═════ RECORDED DATA

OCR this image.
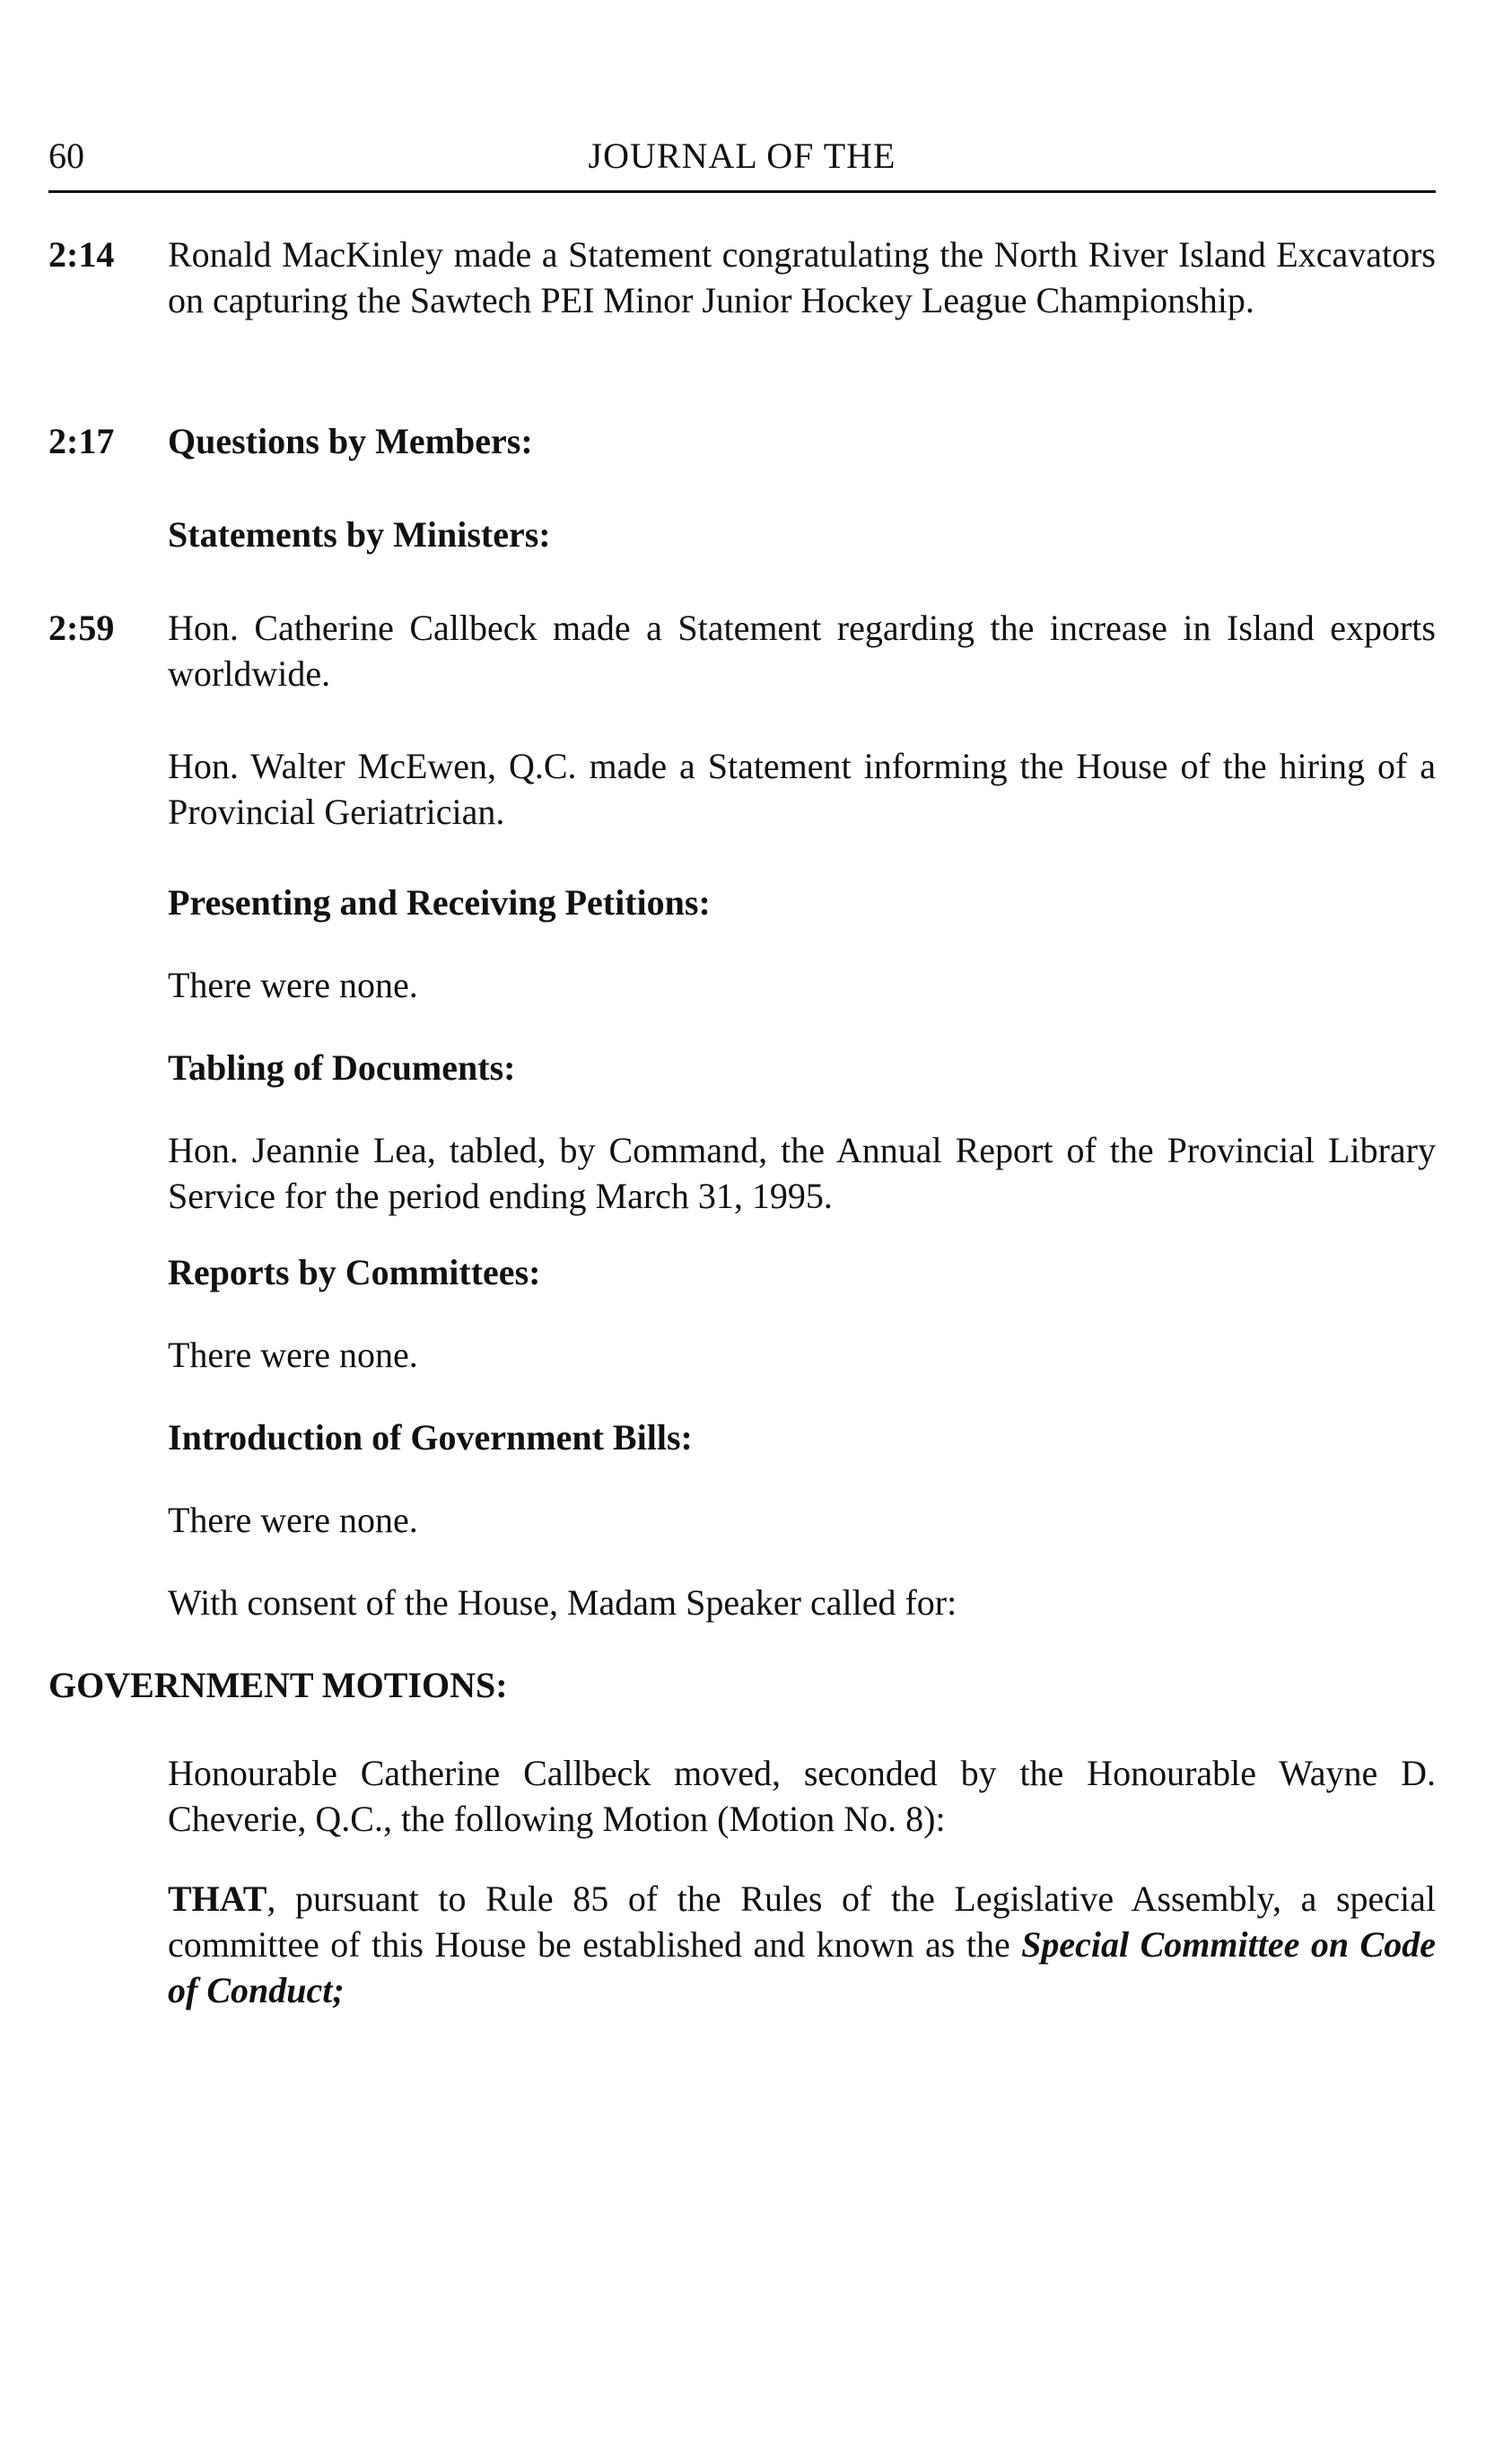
60	JOURNAL OF THE
2:14 Ronald MacKinley made a Statement congratulating the North River Island Excavators on capturing the Sawtech PEI Minor Junior Hockey League Championship.
2:17 Questions by Members:
Statements by Ministers:
2:59 Hon. Catherine Callbeck made a Statement regarding the increase in Island exports worldwide.
Hon. Walter McEwen, Q.C. made a Statement informing the House of the hiring of a Provincial Geriatrician.
Presenting and Receiving Petitions:
There were none.
Tabling of Documents:
Hon. Jeannie Lea, tabled, by Command, the Annual Report of the Provincial Library Service for the period ending March 31, 1995.
Reports by Committees:
There were none.
Introduction of Government Bills:
There were none.
With consent of the House, Madam Speaker called for:
GOVERNMENT MOTIONS:
Honourable Catherine Callbeck moved, seconded by the Honourable Wayne D. Cheverie, Q.C., the following Motion (Motion No. 8):
THAT, pursuant to Rule 85 of the Rules of the Legislative Assembly, a special committee of this House be established and known as the Special Committee on Code of Conduct;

══════════

PROBLEM DESCRIPTION: Transcribe all the records above word for word, without their images.

SOLUTION FOR THIS PROBLEM:
OCR this image.
60	JOURNAL OF THE
2:14 Ronald MacKinley made a Statement congratulating the North River Island Excavators on capturing the Sawtech PEI Minor Junior Hockey League Championship.
2:17 Questions by Members:
Statements by Ministers:
2:59 Hon. Catherine Callbeck made a Statement regarding the increase in Island exports worldwide.
Hon. Walter McEwen, Q.C. made a Statement informing the House of the hiring of a Provincial Geriatrician.
Presenting and Receiving Petitions:
There were none.
Tabling of Documents:
Hon. Jeannie Lea, tabled, by Command, the Annual Report of the Provincial Library Service for the period ending March 31, 1995.
Reports by Committees:
There were none.
Introduction of Government Bills:
There were none.
With consent of the House, Madam Speaker called for:
GOVERNMENT MOTIONS:
Honourable Catherine Callbeck moved, seconded by the Honourable Wayne D. Cheverie, Q.C., the following Motion (Motion No. 8):
THAT, pursuant to Rule 85 of the Rules of the Legislative Assembly, a special committee of this House be established and known as the Special Committee on Code of Conduct;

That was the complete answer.